Entries supplied >>
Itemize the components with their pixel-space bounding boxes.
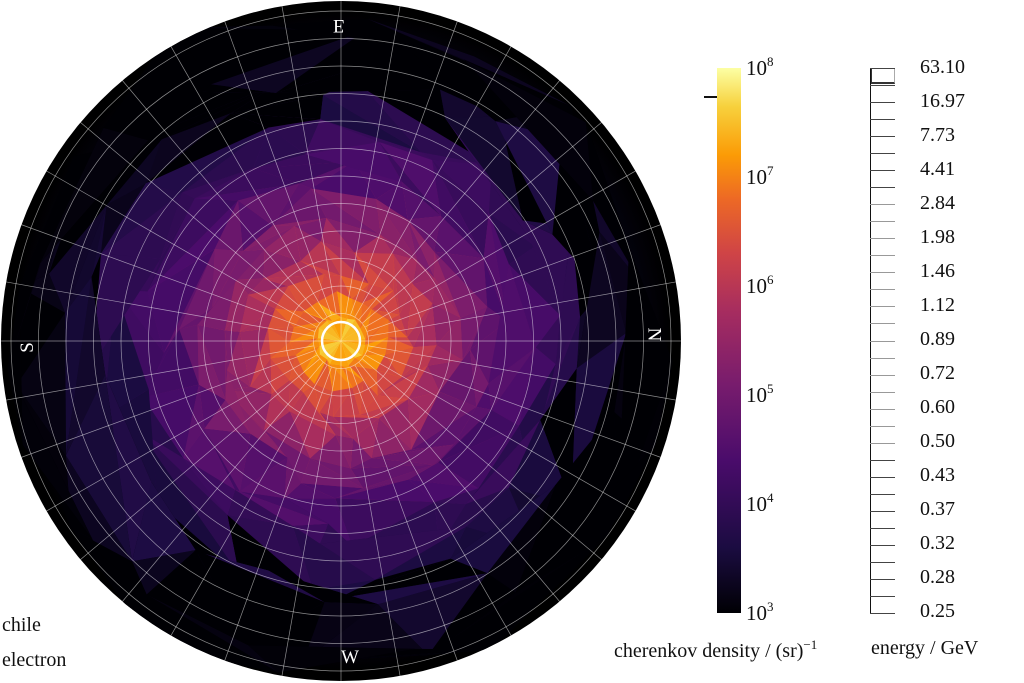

--

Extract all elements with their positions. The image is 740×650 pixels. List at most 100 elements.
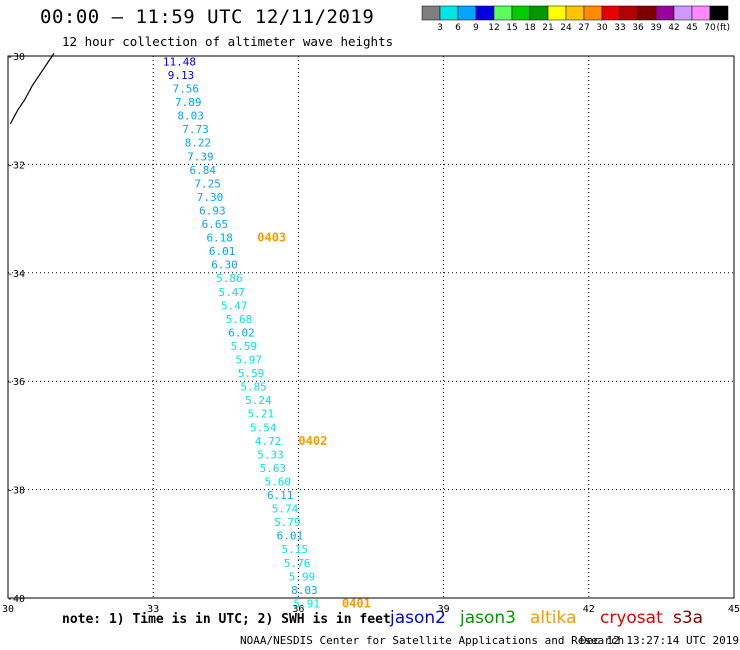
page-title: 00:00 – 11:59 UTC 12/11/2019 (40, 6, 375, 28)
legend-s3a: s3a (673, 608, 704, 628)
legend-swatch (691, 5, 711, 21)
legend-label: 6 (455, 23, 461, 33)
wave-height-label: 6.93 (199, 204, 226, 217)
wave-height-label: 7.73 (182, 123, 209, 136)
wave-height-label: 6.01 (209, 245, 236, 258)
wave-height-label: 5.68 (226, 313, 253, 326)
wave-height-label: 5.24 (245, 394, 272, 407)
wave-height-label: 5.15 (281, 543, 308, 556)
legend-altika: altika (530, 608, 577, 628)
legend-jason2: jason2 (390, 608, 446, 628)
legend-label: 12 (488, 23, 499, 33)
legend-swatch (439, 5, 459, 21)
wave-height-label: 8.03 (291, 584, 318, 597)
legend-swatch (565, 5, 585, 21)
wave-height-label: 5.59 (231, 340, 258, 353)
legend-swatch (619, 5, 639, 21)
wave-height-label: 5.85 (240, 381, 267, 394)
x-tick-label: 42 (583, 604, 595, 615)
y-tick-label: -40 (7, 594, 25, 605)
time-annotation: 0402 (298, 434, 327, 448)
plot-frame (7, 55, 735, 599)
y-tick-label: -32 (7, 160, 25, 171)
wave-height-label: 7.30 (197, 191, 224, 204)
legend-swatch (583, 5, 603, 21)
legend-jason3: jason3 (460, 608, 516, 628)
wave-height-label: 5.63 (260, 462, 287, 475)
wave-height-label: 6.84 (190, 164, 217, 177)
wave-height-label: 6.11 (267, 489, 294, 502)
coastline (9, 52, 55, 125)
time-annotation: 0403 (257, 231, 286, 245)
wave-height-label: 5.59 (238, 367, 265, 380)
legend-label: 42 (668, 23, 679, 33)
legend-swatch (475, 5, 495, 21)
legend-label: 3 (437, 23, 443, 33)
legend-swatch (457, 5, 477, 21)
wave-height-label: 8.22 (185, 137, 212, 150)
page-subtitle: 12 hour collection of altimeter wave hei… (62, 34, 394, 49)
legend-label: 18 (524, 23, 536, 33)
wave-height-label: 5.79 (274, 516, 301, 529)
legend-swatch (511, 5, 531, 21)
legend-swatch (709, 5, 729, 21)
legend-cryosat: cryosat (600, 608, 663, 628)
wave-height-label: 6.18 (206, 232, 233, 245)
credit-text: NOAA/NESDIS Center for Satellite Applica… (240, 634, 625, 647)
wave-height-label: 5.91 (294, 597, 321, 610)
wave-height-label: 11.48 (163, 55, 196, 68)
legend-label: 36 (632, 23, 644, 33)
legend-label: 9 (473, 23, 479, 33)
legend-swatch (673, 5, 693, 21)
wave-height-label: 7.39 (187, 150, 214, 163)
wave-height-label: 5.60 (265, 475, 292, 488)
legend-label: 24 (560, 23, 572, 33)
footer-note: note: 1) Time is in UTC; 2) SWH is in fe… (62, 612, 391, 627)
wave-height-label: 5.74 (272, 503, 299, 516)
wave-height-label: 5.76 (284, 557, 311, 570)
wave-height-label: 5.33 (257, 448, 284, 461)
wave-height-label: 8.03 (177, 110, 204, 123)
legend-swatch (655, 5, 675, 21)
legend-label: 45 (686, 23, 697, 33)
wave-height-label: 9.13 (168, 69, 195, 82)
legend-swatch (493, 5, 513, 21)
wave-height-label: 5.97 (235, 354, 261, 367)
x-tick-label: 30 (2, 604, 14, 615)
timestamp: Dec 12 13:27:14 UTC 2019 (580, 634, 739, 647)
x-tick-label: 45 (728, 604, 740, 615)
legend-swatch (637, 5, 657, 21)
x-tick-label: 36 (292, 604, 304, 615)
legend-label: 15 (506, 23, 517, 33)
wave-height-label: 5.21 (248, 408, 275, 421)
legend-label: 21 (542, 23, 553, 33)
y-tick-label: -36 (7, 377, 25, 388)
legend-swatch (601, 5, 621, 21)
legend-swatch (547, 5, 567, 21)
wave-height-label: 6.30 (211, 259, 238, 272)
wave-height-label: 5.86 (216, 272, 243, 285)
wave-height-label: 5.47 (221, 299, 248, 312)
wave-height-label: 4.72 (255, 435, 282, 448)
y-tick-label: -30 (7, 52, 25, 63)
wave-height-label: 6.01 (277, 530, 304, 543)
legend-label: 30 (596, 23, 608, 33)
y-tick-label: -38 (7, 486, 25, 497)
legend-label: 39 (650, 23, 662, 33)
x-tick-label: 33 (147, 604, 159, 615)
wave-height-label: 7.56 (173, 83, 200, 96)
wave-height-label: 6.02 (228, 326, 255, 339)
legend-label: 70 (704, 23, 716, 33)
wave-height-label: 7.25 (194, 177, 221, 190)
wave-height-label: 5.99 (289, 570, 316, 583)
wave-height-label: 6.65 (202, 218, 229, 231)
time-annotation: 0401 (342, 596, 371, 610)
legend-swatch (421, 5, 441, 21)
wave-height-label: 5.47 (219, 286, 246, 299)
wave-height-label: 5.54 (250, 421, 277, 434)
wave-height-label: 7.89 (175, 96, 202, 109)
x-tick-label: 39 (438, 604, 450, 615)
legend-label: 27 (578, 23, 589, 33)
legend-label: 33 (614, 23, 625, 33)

---

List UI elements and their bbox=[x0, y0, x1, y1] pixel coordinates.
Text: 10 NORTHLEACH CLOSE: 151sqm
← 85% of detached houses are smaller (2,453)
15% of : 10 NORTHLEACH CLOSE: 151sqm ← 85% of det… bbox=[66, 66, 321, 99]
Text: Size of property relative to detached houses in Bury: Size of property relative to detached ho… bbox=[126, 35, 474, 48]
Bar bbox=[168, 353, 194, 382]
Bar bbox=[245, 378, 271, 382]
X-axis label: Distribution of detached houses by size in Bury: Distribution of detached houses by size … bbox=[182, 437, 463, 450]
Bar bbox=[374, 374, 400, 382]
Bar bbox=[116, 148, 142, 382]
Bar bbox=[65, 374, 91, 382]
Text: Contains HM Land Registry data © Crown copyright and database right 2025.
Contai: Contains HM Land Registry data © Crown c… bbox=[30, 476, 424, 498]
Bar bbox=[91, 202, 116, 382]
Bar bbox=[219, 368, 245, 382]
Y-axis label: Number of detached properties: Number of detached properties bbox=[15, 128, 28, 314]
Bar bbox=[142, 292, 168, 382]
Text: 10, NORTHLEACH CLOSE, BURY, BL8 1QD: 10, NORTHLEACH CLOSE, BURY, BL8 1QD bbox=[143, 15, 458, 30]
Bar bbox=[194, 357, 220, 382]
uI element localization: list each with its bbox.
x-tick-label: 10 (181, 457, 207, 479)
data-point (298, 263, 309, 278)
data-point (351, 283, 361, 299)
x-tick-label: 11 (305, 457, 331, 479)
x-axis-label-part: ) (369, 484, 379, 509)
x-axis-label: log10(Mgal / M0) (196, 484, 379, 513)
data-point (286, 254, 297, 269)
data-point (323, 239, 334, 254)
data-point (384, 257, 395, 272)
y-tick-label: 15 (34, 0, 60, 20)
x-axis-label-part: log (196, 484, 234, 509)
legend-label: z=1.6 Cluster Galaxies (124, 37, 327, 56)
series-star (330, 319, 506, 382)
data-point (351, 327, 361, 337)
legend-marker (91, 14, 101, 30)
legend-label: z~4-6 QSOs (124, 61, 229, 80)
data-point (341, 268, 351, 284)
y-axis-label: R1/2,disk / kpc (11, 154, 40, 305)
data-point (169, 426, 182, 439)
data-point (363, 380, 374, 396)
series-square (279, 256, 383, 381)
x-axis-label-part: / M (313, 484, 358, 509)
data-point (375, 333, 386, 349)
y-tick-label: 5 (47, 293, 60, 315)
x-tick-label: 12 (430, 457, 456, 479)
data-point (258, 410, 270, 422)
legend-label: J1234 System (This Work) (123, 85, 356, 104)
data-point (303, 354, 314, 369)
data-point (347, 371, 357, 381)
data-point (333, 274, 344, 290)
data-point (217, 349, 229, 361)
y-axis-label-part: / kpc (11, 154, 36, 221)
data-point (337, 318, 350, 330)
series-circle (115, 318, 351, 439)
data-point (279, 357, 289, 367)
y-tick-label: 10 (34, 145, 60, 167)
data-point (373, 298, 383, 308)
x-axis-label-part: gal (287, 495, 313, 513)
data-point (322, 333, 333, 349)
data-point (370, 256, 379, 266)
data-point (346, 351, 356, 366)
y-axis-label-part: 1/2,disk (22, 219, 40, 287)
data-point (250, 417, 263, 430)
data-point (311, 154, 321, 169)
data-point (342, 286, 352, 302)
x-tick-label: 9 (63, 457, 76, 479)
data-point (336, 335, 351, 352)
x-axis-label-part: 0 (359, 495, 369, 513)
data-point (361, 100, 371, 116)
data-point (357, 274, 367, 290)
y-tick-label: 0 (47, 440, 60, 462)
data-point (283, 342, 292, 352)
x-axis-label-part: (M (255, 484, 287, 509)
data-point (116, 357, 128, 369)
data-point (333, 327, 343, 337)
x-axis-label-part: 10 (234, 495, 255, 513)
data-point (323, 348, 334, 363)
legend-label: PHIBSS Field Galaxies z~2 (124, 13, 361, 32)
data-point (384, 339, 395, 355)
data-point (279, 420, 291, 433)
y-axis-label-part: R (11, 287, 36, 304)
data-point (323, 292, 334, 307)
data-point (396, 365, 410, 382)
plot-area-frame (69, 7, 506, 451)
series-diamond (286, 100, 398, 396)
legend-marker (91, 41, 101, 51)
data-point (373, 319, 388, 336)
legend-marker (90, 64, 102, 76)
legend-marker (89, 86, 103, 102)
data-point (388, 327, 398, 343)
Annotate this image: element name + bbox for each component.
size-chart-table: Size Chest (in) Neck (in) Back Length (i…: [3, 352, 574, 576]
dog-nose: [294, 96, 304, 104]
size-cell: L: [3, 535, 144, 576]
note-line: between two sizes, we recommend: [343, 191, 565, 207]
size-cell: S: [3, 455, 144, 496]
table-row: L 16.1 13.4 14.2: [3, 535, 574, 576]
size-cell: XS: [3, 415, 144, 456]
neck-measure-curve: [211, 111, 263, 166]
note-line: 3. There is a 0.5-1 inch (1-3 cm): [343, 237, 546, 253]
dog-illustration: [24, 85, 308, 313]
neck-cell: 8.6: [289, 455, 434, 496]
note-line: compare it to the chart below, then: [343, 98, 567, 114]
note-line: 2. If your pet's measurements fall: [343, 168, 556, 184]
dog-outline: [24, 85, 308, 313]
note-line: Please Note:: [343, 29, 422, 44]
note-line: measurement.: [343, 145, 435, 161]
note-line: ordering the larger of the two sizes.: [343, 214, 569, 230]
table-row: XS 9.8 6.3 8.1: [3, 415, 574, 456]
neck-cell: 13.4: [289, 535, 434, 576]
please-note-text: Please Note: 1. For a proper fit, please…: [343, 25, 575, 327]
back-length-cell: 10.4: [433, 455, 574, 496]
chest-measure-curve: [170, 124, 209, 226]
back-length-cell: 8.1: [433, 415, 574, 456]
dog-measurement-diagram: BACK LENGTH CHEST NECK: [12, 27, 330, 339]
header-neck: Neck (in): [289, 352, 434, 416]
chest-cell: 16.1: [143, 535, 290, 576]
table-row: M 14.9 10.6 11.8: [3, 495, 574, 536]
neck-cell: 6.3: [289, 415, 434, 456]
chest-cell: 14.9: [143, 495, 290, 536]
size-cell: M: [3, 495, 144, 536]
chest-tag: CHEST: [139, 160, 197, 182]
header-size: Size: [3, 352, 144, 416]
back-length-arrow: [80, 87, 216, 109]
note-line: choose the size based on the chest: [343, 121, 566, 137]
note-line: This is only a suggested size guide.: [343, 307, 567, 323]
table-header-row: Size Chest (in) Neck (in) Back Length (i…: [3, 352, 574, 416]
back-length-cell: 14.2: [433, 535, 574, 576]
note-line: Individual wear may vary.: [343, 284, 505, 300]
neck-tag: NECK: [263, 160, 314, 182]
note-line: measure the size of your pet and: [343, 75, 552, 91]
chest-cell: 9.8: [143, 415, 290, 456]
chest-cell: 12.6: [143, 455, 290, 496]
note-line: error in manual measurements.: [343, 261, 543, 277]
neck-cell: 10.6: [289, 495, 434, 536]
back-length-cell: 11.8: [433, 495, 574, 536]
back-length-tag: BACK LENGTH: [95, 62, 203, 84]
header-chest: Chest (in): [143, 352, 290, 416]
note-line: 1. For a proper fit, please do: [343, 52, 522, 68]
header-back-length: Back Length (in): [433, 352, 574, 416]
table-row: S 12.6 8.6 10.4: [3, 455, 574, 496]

Your task >> Return each line of the data above that contains the string "part". Case counts.

Response for this exercise >>
x-axis-label-part: ) (369, 484, 379, 509)
x-axis-label-part: log (196, 484, 234, 509)
x-axis-label-part: / M (313, 484, 358, 509)
y-axis-label-part: / kpc (11, 154, 36, 221)
x-axis-label-part: gal (287, 495, 313, 513)
y-axis-label-part: 1/2,disk (22, 219, 40, 287)
x-axis-label-part: 0 (359, 495, 369, 513)
x-axis-label-part: (M (255, 484, 287, 509)
x-axis-label-part: 10 (234, 495, 255, 513)
y-axis-label-part: R (11, 287, 36, 304)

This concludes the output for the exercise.